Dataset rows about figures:
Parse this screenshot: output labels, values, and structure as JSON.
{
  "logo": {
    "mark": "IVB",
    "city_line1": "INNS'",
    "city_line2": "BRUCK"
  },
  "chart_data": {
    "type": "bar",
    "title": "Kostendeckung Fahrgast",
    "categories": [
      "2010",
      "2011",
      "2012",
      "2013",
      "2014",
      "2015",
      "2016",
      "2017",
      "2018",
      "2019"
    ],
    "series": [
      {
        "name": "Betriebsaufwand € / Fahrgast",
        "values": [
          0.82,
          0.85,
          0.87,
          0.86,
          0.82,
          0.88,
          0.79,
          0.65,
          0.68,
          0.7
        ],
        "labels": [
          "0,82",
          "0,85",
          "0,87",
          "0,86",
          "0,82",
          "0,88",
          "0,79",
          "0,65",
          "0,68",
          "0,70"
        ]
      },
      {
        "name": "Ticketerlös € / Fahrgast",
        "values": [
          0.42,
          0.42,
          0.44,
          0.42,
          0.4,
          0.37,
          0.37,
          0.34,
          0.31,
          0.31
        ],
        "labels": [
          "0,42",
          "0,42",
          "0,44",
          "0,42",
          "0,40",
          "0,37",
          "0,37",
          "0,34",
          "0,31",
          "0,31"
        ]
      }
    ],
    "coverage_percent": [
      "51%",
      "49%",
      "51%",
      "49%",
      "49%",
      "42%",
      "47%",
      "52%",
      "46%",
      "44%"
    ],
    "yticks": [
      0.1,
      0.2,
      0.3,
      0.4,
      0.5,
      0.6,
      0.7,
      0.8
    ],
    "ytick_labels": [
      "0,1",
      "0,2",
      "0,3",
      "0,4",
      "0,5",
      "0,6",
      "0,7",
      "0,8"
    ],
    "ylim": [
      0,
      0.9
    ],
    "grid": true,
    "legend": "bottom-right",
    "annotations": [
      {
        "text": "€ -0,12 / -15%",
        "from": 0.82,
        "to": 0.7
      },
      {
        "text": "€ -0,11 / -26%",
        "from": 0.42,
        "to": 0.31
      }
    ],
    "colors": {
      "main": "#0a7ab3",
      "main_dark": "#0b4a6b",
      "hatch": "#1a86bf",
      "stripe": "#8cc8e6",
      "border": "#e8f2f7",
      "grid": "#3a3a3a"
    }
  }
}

What to do =
Output every entry shown above, exactly.

Task answer =
Parse this screenshot: output labels, values, and structure as JSON.
{
  "logo": {
    "mark": "IVB",
    "city_line1": "INNS'",
    "city_line2": "BRUCK"
  },
  "chart_data": {
    "type": "bar",
    "title": "Kostendeckung Fahrgast",
    "categories": [
      "2010",
      "2011",
      "2012",
      "2013",
      "2014",
      "2015",
      "2016",
      "2017",
      "2018",
      "2019"
    ],
    "series": [
      {
        "name": "Betriebsaufwand € / Fahrgast",
        "values": [
          0.82,
          0.85,
          0.87,
          0.86,
          0.82,
          0.88,
          0.79,
          0.65,
          0.68,
          0.7
        ],
        "labels": [
          "0,82",
          "0,85",
          "0,87",
          "0,86",
          "0,82",
          "0,88",
          "0,79",
          "0,65",
          "0,68",
          "0,70"
        ]
      },
      {
        "name": "Ticketerlös € / Fahrgast",
        "values": [
          0.42,
          0.42,
          0.44,
          0.42,
          0.4,
          0.37,
          0.37,
          0.34,
          0.31,
          0.31
        ],
        "labels": [
          "0,42",
          "0,42",
          "0,44",
          "0,42",
          "0,40",
          "0,37",
          "0,37",
          "0,34",
          "0,31",
          "0,31"
        ]
      }
    ],
    "coverage_percent": [
      "51%",
      "49%",
      "51%",
      "49%",
      "49%",
      "42%",
      "47%",
      "52%",
      "46%",
      "44%"
    ],
    "yticks": [
      0.1,
      0.2,
      0.3,
      0.4,
      0.5,
      0.6,
      0.7,
      0.8
    ],
    "ytick_labels": [
      "0,1",
      "0,2",
      "0,3",
      "0,4",
      "0,5",
      "0,6",
      "0,7",
      "0,8"
    ],
    "ylim": [
      0,
      0.9
    ],
    "grid": true,
    "legend": "bottom-right",
    "annotations": [
      {
        "text": "€ -0,12 / -15%",
        "from": 0.82,
        "to": 0.7
      },
      {
        "text": "€ -0,11 / -26%",
        "from": 0.42,
        "to": 0.31
      }
    ],
    "colors": {
      "main": "#0a7ab3",
      "main_dark": "#0b4a6b",
      "hatch": "#1a86bf",
      "stripe": "#8cc8e6",
      "border": "#e8f2f7",
      "grid": "#3a3a3a"
    }
  }
}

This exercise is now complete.